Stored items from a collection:
▽

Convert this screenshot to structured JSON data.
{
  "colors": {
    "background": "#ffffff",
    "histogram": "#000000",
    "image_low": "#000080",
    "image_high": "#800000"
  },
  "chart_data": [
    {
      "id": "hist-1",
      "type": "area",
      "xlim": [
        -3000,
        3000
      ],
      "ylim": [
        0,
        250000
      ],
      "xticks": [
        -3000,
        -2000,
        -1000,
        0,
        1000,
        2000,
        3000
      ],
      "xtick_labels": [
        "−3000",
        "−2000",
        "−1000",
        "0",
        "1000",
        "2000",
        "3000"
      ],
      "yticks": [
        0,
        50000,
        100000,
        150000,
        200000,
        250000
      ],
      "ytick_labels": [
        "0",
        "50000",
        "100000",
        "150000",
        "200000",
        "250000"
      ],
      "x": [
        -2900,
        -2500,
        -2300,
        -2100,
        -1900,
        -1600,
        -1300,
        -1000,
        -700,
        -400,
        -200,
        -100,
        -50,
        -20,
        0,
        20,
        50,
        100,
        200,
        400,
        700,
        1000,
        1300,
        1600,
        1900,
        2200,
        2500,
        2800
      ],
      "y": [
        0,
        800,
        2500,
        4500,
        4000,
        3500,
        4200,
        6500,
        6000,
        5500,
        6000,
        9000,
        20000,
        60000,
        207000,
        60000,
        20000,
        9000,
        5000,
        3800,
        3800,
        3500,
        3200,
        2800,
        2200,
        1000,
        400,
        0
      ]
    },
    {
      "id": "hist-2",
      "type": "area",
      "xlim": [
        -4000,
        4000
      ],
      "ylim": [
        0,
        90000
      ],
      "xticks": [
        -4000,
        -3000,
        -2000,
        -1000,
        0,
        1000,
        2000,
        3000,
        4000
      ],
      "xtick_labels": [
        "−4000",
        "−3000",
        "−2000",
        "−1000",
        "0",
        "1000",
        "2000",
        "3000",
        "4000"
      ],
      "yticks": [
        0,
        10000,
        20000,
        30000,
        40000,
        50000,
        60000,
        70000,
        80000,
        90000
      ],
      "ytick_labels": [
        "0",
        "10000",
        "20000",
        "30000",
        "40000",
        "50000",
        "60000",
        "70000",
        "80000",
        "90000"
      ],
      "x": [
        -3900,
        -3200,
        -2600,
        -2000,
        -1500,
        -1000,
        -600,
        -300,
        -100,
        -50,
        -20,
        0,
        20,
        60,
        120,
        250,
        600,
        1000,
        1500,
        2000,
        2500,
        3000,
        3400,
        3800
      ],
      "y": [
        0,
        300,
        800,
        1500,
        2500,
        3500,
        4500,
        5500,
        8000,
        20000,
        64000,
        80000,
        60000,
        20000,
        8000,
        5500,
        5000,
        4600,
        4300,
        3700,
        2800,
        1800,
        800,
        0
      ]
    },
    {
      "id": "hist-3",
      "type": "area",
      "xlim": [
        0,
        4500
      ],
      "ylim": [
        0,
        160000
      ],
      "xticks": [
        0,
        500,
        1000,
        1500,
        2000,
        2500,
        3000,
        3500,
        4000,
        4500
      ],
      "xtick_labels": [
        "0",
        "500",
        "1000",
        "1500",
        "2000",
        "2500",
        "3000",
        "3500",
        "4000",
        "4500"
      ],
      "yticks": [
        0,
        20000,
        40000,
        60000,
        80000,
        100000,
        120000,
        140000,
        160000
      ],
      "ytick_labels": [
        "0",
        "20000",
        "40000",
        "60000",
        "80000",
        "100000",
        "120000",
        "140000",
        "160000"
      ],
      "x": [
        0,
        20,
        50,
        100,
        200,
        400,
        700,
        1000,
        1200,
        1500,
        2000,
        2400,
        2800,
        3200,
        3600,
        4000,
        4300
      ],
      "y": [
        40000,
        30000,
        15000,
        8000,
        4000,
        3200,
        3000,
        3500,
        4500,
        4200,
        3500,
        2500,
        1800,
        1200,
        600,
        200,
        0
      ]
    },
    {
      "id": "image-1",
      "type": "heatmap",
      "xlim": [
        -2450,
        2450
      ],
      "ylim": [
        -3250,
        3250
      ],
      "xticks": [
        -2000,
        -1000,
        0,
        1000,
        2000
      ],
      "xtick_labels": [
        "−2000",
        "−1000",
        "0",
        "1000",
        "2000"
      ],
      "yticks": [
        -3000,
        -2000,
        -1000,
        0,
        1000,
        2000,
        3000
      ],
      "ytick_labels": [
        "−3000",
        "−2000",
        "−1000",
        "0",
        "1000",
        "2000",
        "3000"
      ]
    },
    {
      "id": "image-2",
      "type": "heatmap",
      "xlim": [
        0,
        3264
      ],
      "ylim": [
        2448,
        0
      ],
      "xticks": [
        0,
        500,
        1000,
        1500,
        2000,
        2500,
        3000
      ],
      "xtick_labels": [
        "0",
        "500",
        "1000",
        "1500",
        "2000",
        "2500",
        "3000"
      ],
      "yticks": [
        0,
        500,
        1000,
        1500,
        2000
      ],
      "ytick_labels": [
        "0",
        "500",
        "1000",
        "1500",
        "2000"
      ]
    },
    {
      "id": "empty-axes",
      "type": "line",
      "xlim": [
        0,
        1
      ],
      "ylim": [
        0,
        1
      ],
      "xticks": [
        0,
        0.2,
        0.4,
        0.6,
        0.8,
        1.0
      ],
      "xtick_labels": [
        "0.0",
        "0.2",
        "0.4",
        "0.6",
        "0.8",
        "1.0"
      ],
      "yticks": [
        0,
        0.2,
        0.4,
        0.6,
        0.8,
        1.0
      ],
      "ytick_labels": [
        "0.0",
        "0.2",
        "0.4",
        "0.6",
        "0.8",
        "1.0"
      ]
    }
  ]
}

△

Problem statement:
Reproduce the material verbatim, line by line.

Finished answer:
Convert this screenshot to structured JSON data.
{
  "colors": {
    "background": "#ffffff",
    "histogram": "#000000",
    "image_low": "#000080",
    "image_high": "#800000"
  },
  "chart_data": [
    {
      "id": "hist-1",
      "type": "area",
      "xlim": [
        -3000,
        3000
      ],
      "ylim": [
        0,
        250000
      ],
      "xticks": [
        -3000,
        -2000,
        -1000,
        0,
        1000,
        2000,
        3000
      ],
      "xtick_labels": [
        "−3000",
        "−2000",
        "−1000",
        "0",
        "1000",
        "2000",
        "3000"
      ],
      "yticks": [
        0,
        50000,
        100000,
        150000,
        200000,
        250000
      ],
      "ytick_labels": [
        "0",
        "50000",
        "100000",
        "150000",
        "200000",
        "250000"
      ],
      "x": [
        -2900,
        -2500,
        -2300,
        -2100,
        -1900,
        -1600,
        -1300,
        -1000,
        -700,
        -400,
        -200,
        -100,
        -50,
        -20,
        0,
        20,
        50,
        100,
        200,
        400,
        700,
        1000,
        1300,
        1600,
        1900,
        2200,
        2500,
        2800
      ],
      "y": [
        0,
        800,
        2500,
        4500,
        4000,
        3500,
        4200,
        6500,
        6000,
        5500,
        6000,
        9000,
        20000,
        60000,
        207000,
        60000,
        20000,
        9000,
        5000,
        3800,
        3800,
        3500,
        3200,
        2800,
        2200,
        1000,
        400,
        0
      ]
    },
    {
      "id": "hist-2",
      "type": "area",
      "xlim": [
        -4000,
        4000
      ],
      "ylim": [
        0,
        90000
      ],
      "xticks": [
        -4000,
        -3000,
        -2000,
        -1000,
        0,
        1000,
        2000,
        3000,
        4000
      ],
      "xtick_labels": [
        "−4000",
        "−3000",
        "−2000",
        "−1000",
        "0",
        "1000",
        "2000",
        "3000",
        "4000"
      ],
      "yticks": [
        0,
        10000,
        20000,
        30000,
        40000,
        50000,
        60000,
        70000,
        80000,
        90000
      ],
      "ytick_labels": [
        "0",
        "10000",
        "20000",
        "30000",
        "40000",
        "50000",
        "60000",
        "70000",
        "80000",
        "90000"
      ],
      "x": [
        -3900,
        -3200,
        -2600,
        -2000,
        -1500,
        -1000,
        -600,
        -300,
        -100,
        -50,
        -20,
        0,
        20,
        60,
        120,
        250,
        600,
        1000,
        1500,
        2000,
        2500,
        3000,
        3400,
        3800
      ],
      "y": [
        0,
        300,
        800,
        1500,
        2500,
        3500,
        4500,
        5500,
        8000,
        20000,
        64000,
        80000,
        60000,
        20000,
        8000,
        5500,
        5000,
        4600,
        4300,
        3700,
        2800,
        1800,
        800,
        0
      ]
    },
    {
      "id": "hist-3",
      "type": "area",
      "xlim": [
        0,
        4500
      ],
      "ylim": [
        0,
        160000
      ],
      "xticks": [
        0,
        500,
        1000,
        1500,
        2000,
        2500,
        3000,
        3500,
        4000,
        4500
      ],
      "xtick_labels": [
        "0",
        "500",
        "1000",
        "1500",
        "2000",
        "2500",
        "3000",
        "3500",
        "4000",
        "4500"
      ],
      "yticks": [
        0,
        20000,
        40000,
        60000,
        80000,
        100000,
        120000,
        140000,
        160000
      ],
      "ytick_labels": [
        "0",
        "20000",
        "40000",
        "60000",
        "80000",
        "100000",
        "120000",
        "140000",
        "160000"
      ],
      "x": [
        0,
        20,
        50,
        100,
        200,
        400,
        700,
        1000,
        1200,
        1500,
        2000,
        2400,
        2800,
        3200,
        3600,
        4000,
        4300
      ],
      "y": [
        40000,
        30000,
        15000,
        8000,
        4000,
        3200,
        3000,
        3500,
        4500,
        4200,
        3500,
        2500,
        1800,
        1200,
        600,
        200,
        0
      ]
    },
    {
      "id": "image-1",
      "type": "heatmap",
      "xlim": [
        -2450,
        2450
      ],
      "ylim": [
        -3250,
        3250
      ],
      "xticks": [
        -2000,
        -1000,
        0,
        1000,
        2000
      ],
      "xtick_labels": [
        "−2000",
        "−1000",
        "0",
        "1000",
        "2000"
      ],
      "yticks": [
        -3000,
        -2000,
        -1000,
        0,
        1000,
        2000,
        3000
      ],
      "ytick_labels": [
        "−3000",
        "−2000",
        "−1000",
        "0",
        "1000",
        "2000",
        "3000"
      ]
    },
    {
      "id": "image-2",
      "type": "heatmap",
      "xlim": [
        0,
        3264
      ],
      "ylim": [
        2448,
        0
      ],
      "xticks": [
        0,
        500,
        1000,
        1500,
        2000,
        2500,
        3000
      ],
      "xtick_labels": [
        "0",
        "500",
        "1000",
        "1500",
        "2000",
        "2500",
        "3000"
      ],
      "yticks": [
        0,
        500,
        1000,
        1500,
        2000
      ],
      "ytick_labels": [
        "0",
        "500",
        "1000",
        "1500",
        "2000"
      ]
    },
    {
      "id": "empty-axes",
      "type": "line",
      "xlim": [
        0,
        1
      ],
      "ylim": [
        0,
        1
      ],
      "xticks": [
        0,
        0.2,
        0.4,
        0.6,
        0.8,
        1.0
      ],
      "xtick_labels": [
        "0.0",
        "0.2",
        "0.4",
        "0.6",
        "0.8",
        "1.0"
      ],
      "yticks": [
        0,
        0.2,
        0.4,
        0.6,
        0.8,
        1.0
      ],
      "ytick_labels": [
        "0.0",
        "0.2",
        "0.4",
        "0.6",
        "0.8",
        "1.0"
      ]
    }
  ]
}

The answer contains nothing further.